— begin —

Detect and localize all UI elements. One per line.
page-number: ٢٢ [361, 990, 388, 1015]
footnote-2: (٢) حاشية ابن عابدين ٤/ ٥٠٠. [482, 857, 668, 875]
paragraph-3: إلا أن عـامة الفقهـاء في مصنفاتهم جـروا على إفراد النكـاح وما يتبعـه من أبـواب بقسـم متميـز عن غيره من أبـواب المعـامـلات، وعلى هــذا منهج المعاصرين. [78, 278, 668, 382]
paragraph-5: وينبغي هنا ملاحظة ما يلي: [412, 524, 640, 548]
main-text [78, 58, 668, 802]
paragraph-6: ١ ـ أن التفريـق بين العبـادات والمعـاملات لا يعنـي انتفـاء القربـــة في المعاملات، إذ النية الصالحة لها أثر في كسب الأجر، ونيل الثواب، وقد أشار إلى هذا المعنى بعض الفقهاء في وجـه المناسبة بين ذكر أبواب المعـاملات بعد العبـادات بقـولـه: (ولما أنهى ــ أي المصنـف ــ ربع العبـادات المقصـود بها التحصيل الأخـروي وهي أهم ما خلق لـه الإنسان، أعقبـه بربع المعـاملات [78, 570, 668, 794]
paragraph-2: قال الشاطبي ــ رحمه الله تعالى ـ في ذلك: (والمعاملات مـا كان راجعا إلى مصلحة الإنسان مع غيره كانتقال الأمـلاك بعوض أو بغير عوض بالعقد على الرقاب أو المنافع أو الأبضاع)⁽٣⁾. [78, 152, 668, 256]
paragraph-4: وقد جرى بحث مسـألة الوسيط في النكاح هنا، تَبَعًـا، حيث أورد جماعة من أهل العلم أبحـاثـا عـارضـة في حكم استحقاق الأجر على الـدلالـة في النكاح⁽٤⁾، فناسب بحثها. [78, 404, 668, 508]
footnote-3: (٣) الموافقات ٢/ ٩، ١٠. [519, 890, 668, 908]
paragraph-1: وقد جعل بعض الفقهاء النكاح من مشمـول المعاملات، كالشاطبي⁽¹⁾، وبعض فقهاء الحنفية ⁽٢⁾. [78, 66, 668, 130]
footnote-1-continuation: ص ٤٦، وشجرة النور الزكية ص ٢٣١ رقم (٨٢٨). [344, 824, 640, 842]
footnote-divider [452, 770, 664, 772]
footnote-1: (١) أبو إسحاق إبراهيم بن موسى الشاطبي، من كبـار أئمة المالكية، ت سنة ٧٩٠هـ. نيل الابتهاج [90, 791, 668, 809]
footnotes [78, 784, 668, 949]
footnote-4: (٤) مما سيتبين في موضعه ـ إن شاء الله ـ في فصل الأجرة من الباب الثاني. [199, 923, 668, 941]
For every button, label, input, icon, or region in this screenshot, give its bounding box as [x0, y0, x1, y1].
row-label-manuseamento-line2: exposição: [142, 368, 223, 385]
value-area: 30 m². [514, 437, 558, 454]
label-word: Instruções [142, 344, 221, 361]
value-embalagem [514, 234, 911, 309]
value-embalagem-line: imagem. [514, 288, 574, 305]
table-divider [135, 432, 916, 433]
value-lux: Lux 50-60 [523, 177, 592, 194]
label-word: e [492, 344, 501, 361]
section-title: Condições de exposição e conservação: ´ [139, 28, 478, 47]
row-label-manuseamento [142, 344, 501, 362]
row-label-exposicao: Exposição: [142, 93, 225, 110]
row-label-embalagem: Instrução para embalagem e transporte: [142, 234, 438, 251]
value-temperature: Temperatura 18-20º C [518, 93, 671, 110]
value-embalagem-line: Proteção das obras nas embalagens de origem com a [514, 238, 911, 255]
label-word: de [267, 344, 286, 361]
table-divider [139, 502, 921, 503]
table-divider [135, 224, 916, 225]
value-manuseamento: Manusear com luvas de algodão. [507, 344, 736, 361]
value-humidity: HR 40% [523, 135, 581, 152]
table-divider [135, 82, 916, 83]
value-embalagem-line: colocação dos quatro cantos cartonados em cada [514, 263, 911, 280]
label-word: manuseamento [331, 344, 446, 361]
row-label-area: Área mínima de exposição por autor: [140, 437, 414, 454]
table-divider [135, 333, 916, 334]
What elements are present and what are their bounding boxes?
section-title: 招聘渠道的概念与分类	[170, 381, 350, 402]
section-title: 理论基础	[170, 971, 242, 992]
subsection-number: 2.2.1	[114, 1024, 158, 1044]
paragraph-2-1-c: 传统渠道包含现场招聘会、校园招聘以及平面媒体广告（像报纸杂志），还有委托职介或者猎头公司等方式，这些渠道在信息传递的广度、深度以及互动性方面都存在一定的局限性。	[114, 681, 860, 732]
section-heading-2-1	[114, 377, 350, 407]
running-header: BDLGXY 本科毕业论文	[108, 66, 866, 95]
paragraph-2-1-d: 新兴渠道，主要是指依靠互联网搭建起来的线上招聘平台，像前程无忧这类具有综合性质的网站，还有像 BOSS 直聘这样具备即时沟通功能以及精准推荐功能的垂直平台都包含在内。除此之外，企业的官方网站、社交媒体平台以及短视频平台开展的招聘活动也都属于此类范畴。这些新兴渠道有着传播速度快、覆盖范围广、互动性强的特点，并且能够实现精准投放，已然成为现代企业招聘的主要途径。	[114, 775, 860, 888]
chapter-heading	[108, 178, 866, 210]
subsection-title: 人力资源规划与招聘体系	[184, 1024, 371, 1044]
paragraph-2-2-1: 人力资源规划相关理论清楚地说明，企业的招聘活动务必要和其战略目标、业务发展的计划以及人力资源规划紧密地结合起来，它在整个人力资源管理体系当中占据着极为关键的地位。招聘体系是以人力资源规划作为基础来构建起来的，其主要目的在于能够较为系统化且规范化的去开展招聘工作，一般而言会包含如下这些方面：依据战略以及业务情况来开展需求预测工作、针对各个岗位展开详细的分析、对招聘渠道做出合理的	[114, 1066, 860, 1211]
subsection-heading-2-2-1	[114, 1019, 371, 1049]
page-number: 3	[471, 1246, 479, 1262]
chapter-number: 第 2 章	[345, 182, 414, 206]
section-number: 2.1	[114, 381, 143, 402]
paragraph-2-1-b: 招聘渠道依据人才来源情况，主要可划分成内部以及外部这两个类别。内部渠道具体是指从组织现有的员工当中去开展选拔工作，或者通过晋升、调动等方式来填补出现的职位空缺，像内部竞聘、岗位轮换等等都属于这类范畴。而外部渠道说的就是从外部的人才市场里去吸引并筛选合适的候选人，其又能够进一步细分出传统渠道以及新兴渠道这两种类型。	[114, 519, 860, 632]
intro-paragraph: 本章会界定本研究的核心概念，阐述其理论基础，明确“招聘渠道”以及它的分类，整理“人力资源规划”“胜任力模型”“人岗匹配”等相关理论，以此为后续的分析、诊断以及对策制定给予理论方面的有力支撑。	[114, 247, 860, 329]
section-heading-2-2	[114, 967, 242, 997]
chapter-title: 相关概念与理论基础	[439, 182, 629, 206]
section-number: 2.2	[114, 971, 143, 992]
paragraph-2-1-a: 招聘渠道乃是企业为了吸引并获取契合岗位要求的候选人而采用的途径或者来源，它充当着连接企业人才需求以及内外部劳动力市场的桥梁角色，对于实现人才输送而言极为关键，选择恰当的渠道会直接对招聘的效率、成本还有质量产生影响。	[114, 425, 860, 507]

— end —

Directive -
Please copy every line of the records above without changing a character, keeping the lines in their original order.

Answer below -
Detect and localize all UI elements. One per line.
page-number: ٢٢ [361, 990, 388, 1015]
footnote-2: (٢) حاشية ابن عابدين ٤/ ٥٠٠. [482, 857, 668, 875]
paragraph-3: إلا أن عـامة الفقهـاء في مصنفاتهم جـروا على إفراد النكـاح وما يتبعـه من أبـواب بقسـم متميـز عن غيره من أبـواب المعـامـلات، وعلى هــذا منهج المعاصرين. [78, 278, 668, 382]
paragraph-5: وينبغي هنا ملاحظة ما يلي: [412, 524, 640, 548]
main-text [78, 58, 668, 802]
paragraph-6: ١ ـ أن التفريـق بين العبـادات والمعـاملات لا يعنـي انتفـاء القربـــة في المعاملات، إذ النية الصالحة لها أثر في كسب الأجر، ونيل الثواب، وقد أشار إلى هذا المعنى بعض الفقهاء في وجـه المناسبة بين ذكر أبواب المعـاملات بعد العبـادات بقـولـه: (ولما أنهى ــ أي المصنـف ــ ربع العبـادات المقصـود بها التحصيل الأخـروي وهي أهم ما خلق لـه الإنسان، أعقبـه بربع المعـاملات [78, 570, 668, 794]
paragraph-2: قال الشاطبي ــ رحمه الله تعالى ـ في ذلك: (والمعاملات مـا كان راجعا إلى مصلحة الإنسان مع غيره كانتقال الأمـلاك بعوض أو بغير عوض بالعقد على الرقاب أو المنافع أو الأبضاع)⁽٣⁾. [78, 152, 668, 256]
paragraph-4: وقد جرى بحث مسـألة الوسيط في النكاح هنا، تَبَعًـا، حيث أورد جماعة من أهل العلم أبحـاثـا عـارضـة في حكم استحقاق الأجر على الـدلالـة في النكاح⁽٤⁾، فناسب بحثها. [78, 404, 668, 508]
footnote-3: (٣) الموافقات ٢/ ٩، ١٠. [519, 890, 668, 908]
paragraph-1: وقد جعل بعض الفقهاء النكاح من مشمـول المعاملات، كالشاطبي⁽¹⁾، وبعض فقهاء الحنفية ⁽٢⁾. [78, 66, 668, 130]
footnote-1-continuation: ص ٤٦، وشجرة النور الزكية ص ٢٣١ رقم (٨٢٨). [344, 824, 640, 842]
footnote-divider [452, 770, 664, 772]
footnote-1: (١) أبو إسحاق إبراهيم بن موسى الشاطبي، من كبـار أئمة المالكية، ت سنة ٧٩٠هـ. نيل الابتهاج [90, 791, 668, 809]
footnotes [78, 784, 668, 949]
footnote-4: (٤) مما سيتبين في موضعه ـ إن شاء الله ـ في فصل الأجرة من الباب الثاني. [199, 923, 668, 941]
For every button, label, input, icon, or region in this screenshot, give its bounding box as [x0, y0, x1, y1].
row-label-manuseamento-line2: exposição: [142, 368, 223, 385]
value-area: 30 m². [514, 437, 558, 454]
label-word: Instruções [142, 344, 221, 361]
value-embalagem [514, 234, 911, 309]
value-embalagem-line: imagem. [514, 288, 574, 305]
table-divider [135, 432, 916, 433]
value-lux: Lux 50-60 [523, 177, 592, 194]
label-word: e [492, 344, 501, 361]
section-title: Condições de exposição e conservação: ´ [139, 28, 478, 47]
row-label-manuseamento [142, 344, 501, 362]
row-label-exposicao: Exposição: [142, 93, 225, 110]
row-label-embalagem: Instrução para embalagem e transporte: [142, 234, 438, 251]
value-temperature: Temperatura 18-20º C [518, 93, 671, 110]
value-embalagem-line: Proteção das obras nas embalagens de origem com a [514, 238, 911, 255]
label-word: de [267, 344, 286, 361]
table-divider [139, 502, 921, 503]
table-divider [135, 224, 916, 225]
value-manuseamento: Manusear com luvas de algodão. [507, 344, 736, 361]
value-humidity: HR 40% [523, 135, 581, 152]
table-divider [135, 82, 916, 83]
value-embalagem-line: colocação dos quatro cantos cartonados em cada [514, 263, 911, 280]
label-word: manuseamento [331, 344, 446, 361]
row-label-area: Área mínima de exposição por autor: [140, 437, 414, 454]
table-divider [135, 333, 916, 334]
What elements are present and what are their bounding boxes?
section-title: 招聘渠道的概念与分类	[170, 381, 350, 402]
section-title: 理论基础	[170, 971, 242, 992]
subsection-number: 2.2.1	[114, 1024, 158, 1044]
paragraph-2-1-c: 传统渠道包含现场招聘会、校园招聘以及平面媒体广告（像报纸杂志），还有委托职介或者猎头公司等方式，这些渠道在信息传递的广度、深度以及互动性方面都存在一定的局限性。	[114, 681, 860, 732]
section-heading-2-1	[114, 377, 350, 407]
running-header: BDLGXY 本科毕业论文	[108, 66, 866, 95]
paragraph-2-1-d: 新兴渠道，主要是指依靠互联网搭建起来的线上招聘平台，像前程无忧这类具有综合性质的网站，还有像 BOSS 直聘这样具备即时沟通功能以及精准推荐功能的垂直平台都包含在内。除此之外，企业的官方网站、社交媒体平台以及短视频平台开展的招聘活动也都属于此类范畴。这些新兴渠道有着传播速度快、覆盖范围广、互动性强的特点，并且能够实现精准投放，已然成为现代企业招聘的主要途径。	[114, 775, 860, 888]
chapter-heading	[108, 178, 866, 210]
subsection-title: 人力资源规划与招聘体系	[184, 1024, 371, 1044]
paragraph-2-2-1: 人力资源规划相关理论清楚地说明，企业的招聘活动务必要和其战略目标、业务发展的计划以及人力资源规划紧密地结合起来，它在整个人力资源管理体系当中占据着极为关键的地位。招聘体系是以人力资源规划作为基础来构建起来的，其主要目的在于能够较为系统化且规范化的去开展招聘工作，一般而言会包含如下这些方面：依据战略以及业务情况来开展需求预测工作、针对各个岗位展开详细的分析、对招聘渠道做出合理的	[114, 1066, 860, 1211]
subsection-heading-2-2-1	[114, 1019, 371, 1049]
page-number: 3	[471, 1246, 479, 1262]
chapter-number: 第 2 章	[345, 182, 414, 206]
section-number: 2.1	[114, 381, 143, 402]
paragraph-2-1-b: 招聘渠道依据人才来源情况，主要可划分成内部以及外部这两个类别。内部渠道具体是指从组织现有的员工当中去开展选拔工作，或者通过晋升、调动等方式来填补出现的职位空缺，像内部竞聘、岗位轮换等等都属于这类范畴。而外部渠道说的就是从外部的人才市场里去吸引并筛选合适的候选人，其又能够进一步细分出传统渠道以及新兴渠道这两种类型。	[114, 519, 860, 632]
intro-paragraph: 本章会界定本研究的核心概念，阐述其理论基础，明确“招聘渠道”以及它的分类，整理“人力资源规划”“胜任力模型”“人岗匹配”等相关理论，以此为后续的分析、诊断以及对策制定给予理论方面的有力支撑。	[114, 247, 860, 329]
section-heading-2-2	[114, 967, 242, 997]
chapter-title: 相关概念与理论基础	[439, 182, 629, 206]
section-number: 2.2	[114, 971, 143, 992]
paragraph-2-1-a: 招聘渠道乃是企业为了吸引并获取契合岗位要求的候选人而采用的途径或者来源，它充当着连接企业人才需求以及内外部劳动力市场的桥梁角色，对于实现人才输送而言极为关键，选择恰当的渠道会直接对招聘的效率、成本还有质量产生影响。	[114, 425, 860, 507]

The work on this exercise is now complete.